▸ Aim of the task:
Omit the pictures, then write out every entry exactly as it reads.

▸ Supplied data:
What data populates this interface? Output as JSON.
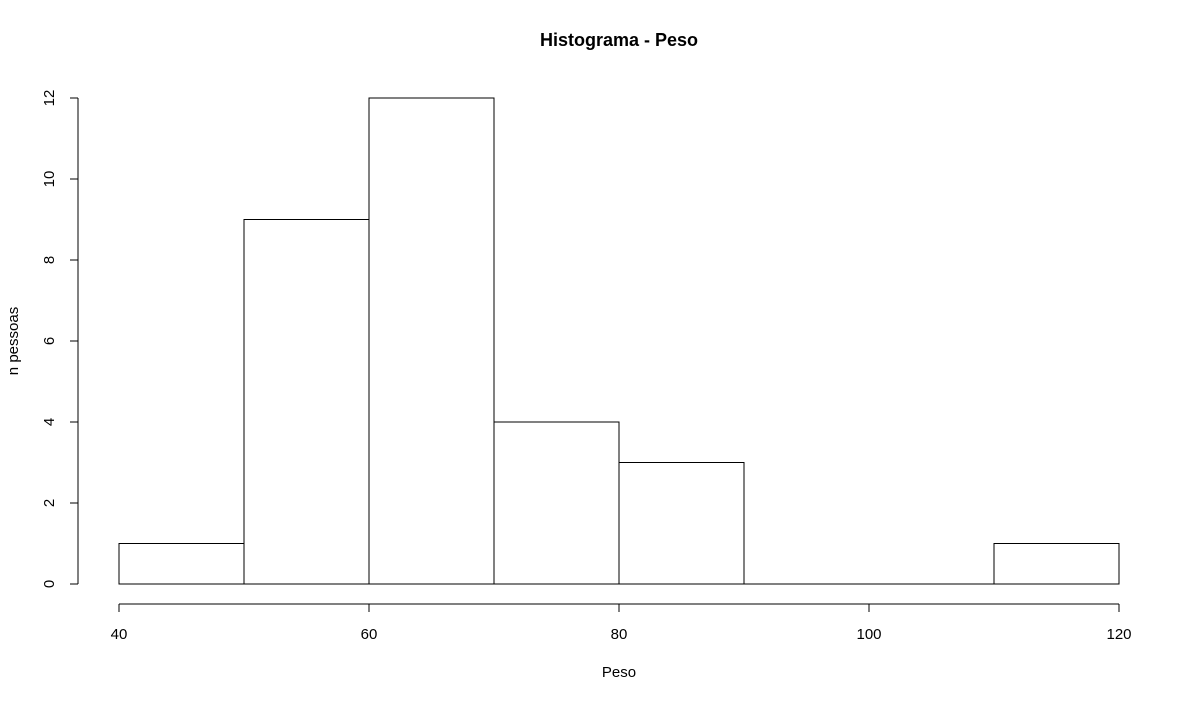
{
  "chart_data": {
    "type": "bar",
    "title": "Histograma - Peso",
    "xlabel": "Peso",
    "ylabel": "n pessoas",
    "bin_edges": [
      40,
      50,
      60,
      70,
      80,
      90,
      100,
      110,
      120
    ],
    "values": [
      1,
      9,
      12,
      4,
      3,
      0,
      0,
      1
    ],
    "xlim": [
      40,
      120
    ],
    "ylim": [
      0,
      12
    ],
    "x_ticks": [
      40,
      60,
      80,
      100,
      120
    ],
    "y_ticks": [
      0,
      2,
      4,
      6,
      8,
      10,
      12
    ],
    "grid": false,
    "bar_fill": "#ffffff",
    "bar_stroke": "#000000"
  }
}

▸ Written response:
What data populates this interface? Output as JSON.
{
  "chart_data": {
    "type": "bar",
    "title": "Histograma - Peso",
    "xlabel": "Peso",
    "ylabel": "n pessoas",
    "bin_edges": [
      40,
      50,
      60,
      70,
      80,
      90,
      100,
      110,
      120
    ],
    "values": [
      1,
      9,
      12,
      4,
      3,
      0,
      0,
      1
    ],
    "xlim": [
      40,
      120
    ],
    "ylim": [
      0,
      12
    ],
    "x_ticks": [
      40,
      60,
      80,
      100,
      120
    ],
    "y_ticks": [
      0,
      2,
      4,
      6,
      8,
      10,
      12
    ],
    "grid": false,
    "bar_fill": "#ffffff",
    "bar_stroke": "#000000"
  }
}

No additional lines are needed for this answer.